▶ **Task statement**: Repeat, exactly and completely, the material that follows. Omit the pictures.

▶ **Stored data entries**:
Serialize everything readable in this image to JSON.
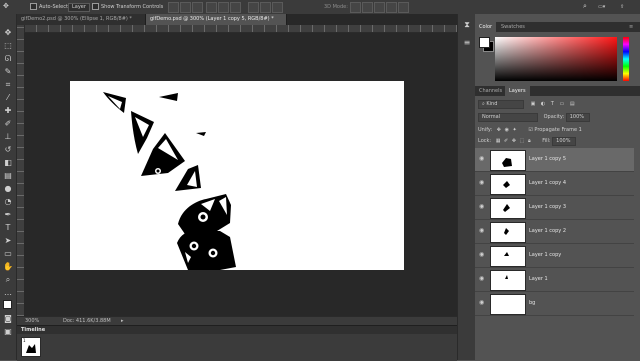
{
  "options_bar": {
    "auto_select_label": "Auto-Select:",
    "auto_select_value": "Layer",
    "show_transform_label": "Show Transform Controls",
    "mode_3d_label": "3D Mode:"
  },
  "tabs": [
    {
      "label": "gifDemo2.psd @ 300% (Ellipse 1, RGB/8#) *",
      "active": false
    },
    {
      "label": "gifDemo.psd @ 300% (Layer 1 copy 5, RGB/8#) *",
      "active": true
    }
  ],
  "status": {
    "zoom": "300%",
    "doc": "Doc: 411.6K/3.88M"
  },
  "timeline": {
    "title": "Timeline",
    "frame_label": "1"
  },
  "color_panel": {
    "tabs": [
      "Color",
      "Swatches"
    ],
    "active": "Color",
    "foreground": "#ffffff",
    "background": "#000000"
  },
  "layers_panel": {
    "tabs": [
      "Channels",
      "Layers"
    ],
    "active": "Layers",
    "filter_label": "Kind",
    "blend_mode": "Normal",
    "opacity_label": "Opacity:",
    "opacity_value": "100%",
    "unify_label": "Unify:",
    "propagate_label": "Propagate Frame 1",
    "lock_label": "Lock:",
    "fill_label": "Fill:",
    "fill_value": "100%",
    "layers": [
      {
        "name": "Layer 1 copy 5",
        "selected": true
      },
      {
        "name": "Layer 1 copy 4",
        "selected": false
      },
      {
        "name": "Layer 1 copy 3",
        "selected": false
      },
      {
        "name": "Layer 1 copy 2",
        "selected": false
      },
      {
        "name": "Layer 1 copy",
        "selected": false
      },
      {
        "name": "Layer 1",
        "selected": false
      },
      {
        "name": "bg",
        "selected": false
      }
    ]
  },
  "icons": {
    "tools": [
      "move-tool-icon",
      "marquee-tool-icon",
      "lasso-tool-icon",
      "quick-select-icon",
      "crop-tool-icon",
      "eyedropper-icon",
      "healing-brush-icon",
      "brush-tool-icon",
      "clone-stamp-icon",
      "history-brush-icon",
      "eraser-icon",
      "gradient-icon",
      "blur-tool-icon",
      "dodge-tool-icon",
      "pen-tool-icon",
      "type-tool-icon",
      "path-select-icon",
      "shape-tool-icon",
      "hand-tool-icon",
      "zoom-tool-icon",
      "more-tools-icon"
    ]
  }
}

▶ **Exercise output**:
Serialize everything readable in this image to JSON.
{
  "options_bar": {
    "auto_select_label": "Auto-Select:",
    "auto_select_value": "Layer",
    "show_transform_label": "Show Transform Controls",
    "mode_3d_label": "3D Mode:"
  },
  "tabs": [
    {
      "label": "gifDemo2.psd @ 300% (Ellipse 1, RGB/8#) *",
      "active": false
    },
    {
      "label": "gifDemo.psd @ 300% (Layer 1 copy 5, RGB/8#) *",
      "active": true
    }
  ],
  "status": {
    "zoom": "300%",
    "doc": "Doc: 411.6K/3.88M"
  },
  "timeline": {
    "title": "Timeline",
    "frame_label": "1"
  },
  "color_panel": {
    "tabs": [
      "Color",
      "Swatches"
    ],
    "active": "Color",
    "foreground": "#ffffff",
    "background": "#000000"
  },
  "layers_panel": {
    "tabs": [
      "Channels",
      "Layers"
    ],
    "active": "Layers",
    "filter_label": "Kind",
    "blend_mode": "Normal",
    "opacity_label": "Opacity:",
    "opacity_value": "100%",
    "unify_label": "Unify:",
    "propagate_label": "Propagate Frame 1",
    "lock_label": "Lock:",
    "fill_label": "Fill:",
    "fill_value": "100%",
    "layers": [
      {
        "name": "Layer 1 copy 5",
        "selected": true
      },
      {
        "name": "Layer 1 copy 4",
        "selected": false
      },
      {
        "name": "Layer 1 copy 3",
        "selected": false
      },
      {
        "name": "Layer 1 copy 2",
        "selected": false
      },
      {
        "name": "Layer 1 copy",
        "selected": false
      },
      {
        "name": "Layer 1",
        "selected": false
      },
      {
        "name": "bg",
        "selected": false
      }
    ]
  },
  "icons": {
    "tools": [
      "move-tool-icon",
      "marquee-tool-icon",
      "lasso-tool-icon",
      "quick-select-icon",
      "crop-tool-icon",
      "eyedropper-icon",
      "healing-brush-icon",
      "brush-tool-icon",
      "clone-stamp-icon",
      "history-brush-icon",
      "eraser-icon",
      "gradient-icon",
      "blur-tool-icon",
      "dodge-tool-icon",
      "pen-tool-icon",
      "type-tool-icon",
      "path-select-icon",
      "shape-tool-icon",
      "hand-tool-icon",
      "zoom-tool-icon",
      "more-tools-icon"
    ]
  }
}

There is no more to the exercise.